→ WHAT IS EXPECTED:
Change "divider" to "rule" everywhere in the rows below and leave everything else the same. Leave the pictures out.

→ SUPPLIED DATA:
──────

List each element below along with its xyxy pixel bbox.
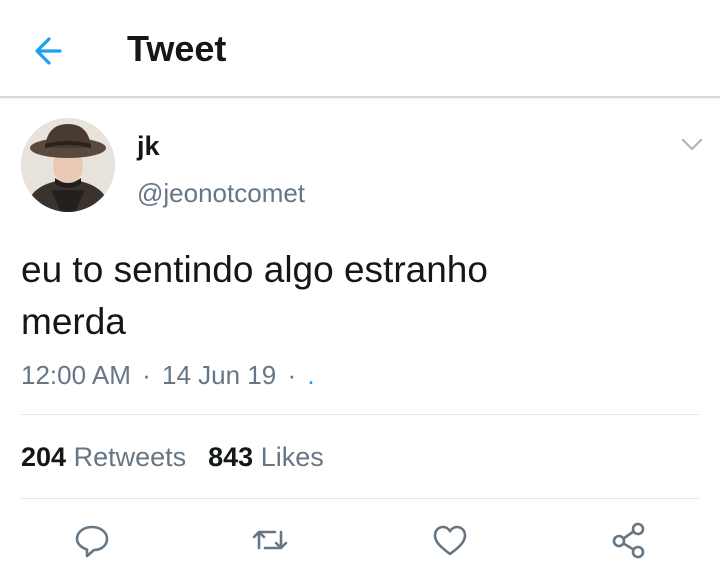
back-button[interactable] bbox=[30, 33, 70, 69]
tweet-menu-button[interactable] bbox=[679, 135, 705, 155]
tweet-text-line: merda bbox=[21, 301, 126, 342]
meta-separator: · bbox=[142, 360, 151, 390]
retweets-label: Retweets bbox=[73, 442, 187, 472]
share-button[interactable] bbox=[607, 518, 651, 562]
divider bbox=[21, 414, 699, 415]
retweet-button[interactable] bbox=[248, 518, 292, 562]
chevron-down-icon bbox=[681, 138, 703, 151]
tweet-text: eu to sentindo algo estranho merda bbox=[21, 244, 691, 348]
avatar-image bbox=[21, 118, 115, 212]
page-title: Tweet bbox=[127, 28, 227, 69]
share-icon bbox=[612, 522, 645, 559]
tweet-date: 14 Jun 19 bbox=[162, 360, 277, 390]
likes-stat[interactable]: 843 Likes bbox=[208, 442, 324, 472]
tweet-source-link[interactable]: . bbox=[307, 360, 314, 390]
avatar[interactable] bbox=[21, 118, 115, 212]
divider bbox=[21, 498, 699, 499]
arrow-left-icon bbox=[35, 37, 62, 65]
like-button[interactable] bbox=[428, 518, 472, 562]
author-display-name[interactable]: jk bbox=[137, 131, 160, 162]
reply-icon bbox=[75, 525, 109, 558]
likes-count: 843 bbox=[208, 442, 254, 472]
tweet-text-line: eu to sentindo algo estranho bbox=[21, 249, 488, 290]
tweet-meta: 12:00 AM · 14 Jun 19 · . bbox=[21, 360, 315, 391]
retweet-icon bbox=[252, 530, 288, 550]
app-header: Tweet bbox=[0, 0, 720, 98]
heart-icon bbox=[433, 525, 467, 556]
tweet-stats: 204 Retweets 843 Likes bbox=[21, 442, 324, 473]
action-bar bbox=[0, 518, 720, 564]
author-handle[interactable]: @jeonotcomet bbox=[137, 178, 305, 209]
meta-separator: · bbox=[287, 360, 297, 390]
retweets-stat[interactable]: 204 Retweets bbox=[21, 442, 186, 472]
reply-button[interactable] bbox=[70, 518, 114, 562]
tweet-time: 12:00 AM bbox=[21, 360, 131, 390]
likes-label: Likes bbox=[260, 442, 324, 472]
retweets-count: 204 bbox=[21, 442, 67, 472]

──────

→ COMPLETE RESPONSE:
List each element below along with its xyxy pixel bbox.
back-button[interactable] bbox=[30, 33, 70, 69]
tweet-menu-button[interactable] bbox=[679, 135, 705, 155]
tweet-text-line: merda bbox=[21, 301, 126, 342]
meta-separator: · bbox=[142, 360, 151, 390]
retweets-label: Retweets bbox=[73, 442, 187, 472]
share-button[interactable] bbox=[607, 518, 651, 562]
rule bbox=[21, 414, 699, 415]
retweet-button[interactable] bbox=[248, 518, 292, 562]
chevron-down-icon bbox=[681, 138, 703, 151]
tweet-text: eu to sentindo algo estranho merda bbox=[21, 244, 691, 348]
avatar-image bbox=[21, 118, 115, 212]
page-title: Tweet bbox=[127, 28, 227, 69]
share-icon bbox=[612, 522, 645, 559]
tweet-date: 14 Jun 19 bbox=[162, 360, 277, 390]
likes-stat[interactable]: 843 Likes bbox=[208, 442, 324, 472]
tweet-source-link[interactable]: . bbox=[307, 360, 314, 390]
avatar[interactable] bbox=[21, 118, 115, 212]
rule bbox=[21, 498, 699, 499]
arrow-left-icon bbox=[35, 37, 62, 65]
like-button[interactable] bbox=[428, 518, 472, 562]
author-display-name[interactable]: jk bbox=[137, 131, 160, 162]
reply-icon bbox=[75, 525, 109, 558]
likes-count: 843 bbox=[208, 442, 254, 472]
tweet-text-line: eu to sentindo algo estranho bbox=[21, 249, 488, 290]
tweet-meta: 12:00 AM · 14 Jun 19 · . bbox=[21, 360, 315, 391]
retweet-icon bbox=[252, 530, 288, 550]
app-header: Tweet bbox=[0, 0, 720, 98]
heart-icon bbox=[433, 525, 467, 556]
tweet-stats: 204 Retweets 843 Likes bbox=[21, 442, 324, 473]
action-bar bbox=[0, 518, 720, 564]
author-handle[interactable]: @jeonotcomet bbox=[137, 178, 305, 209]
meta-separator: · bbox=[287, 360, 297, 390]
retweets-stat[interactable]: 204 Retweets bbox=[21, 442, 186, 472]
reply-button[interactable] bbox=[70, 518, 114, 562]
tweet-time: 12:00 AM bbox=[21, 360, 131, 390]
likes-label: Likes bbox=[260, 442, 324, 472]
retweets-count: 204 bbox=[21, 442, 67, 472]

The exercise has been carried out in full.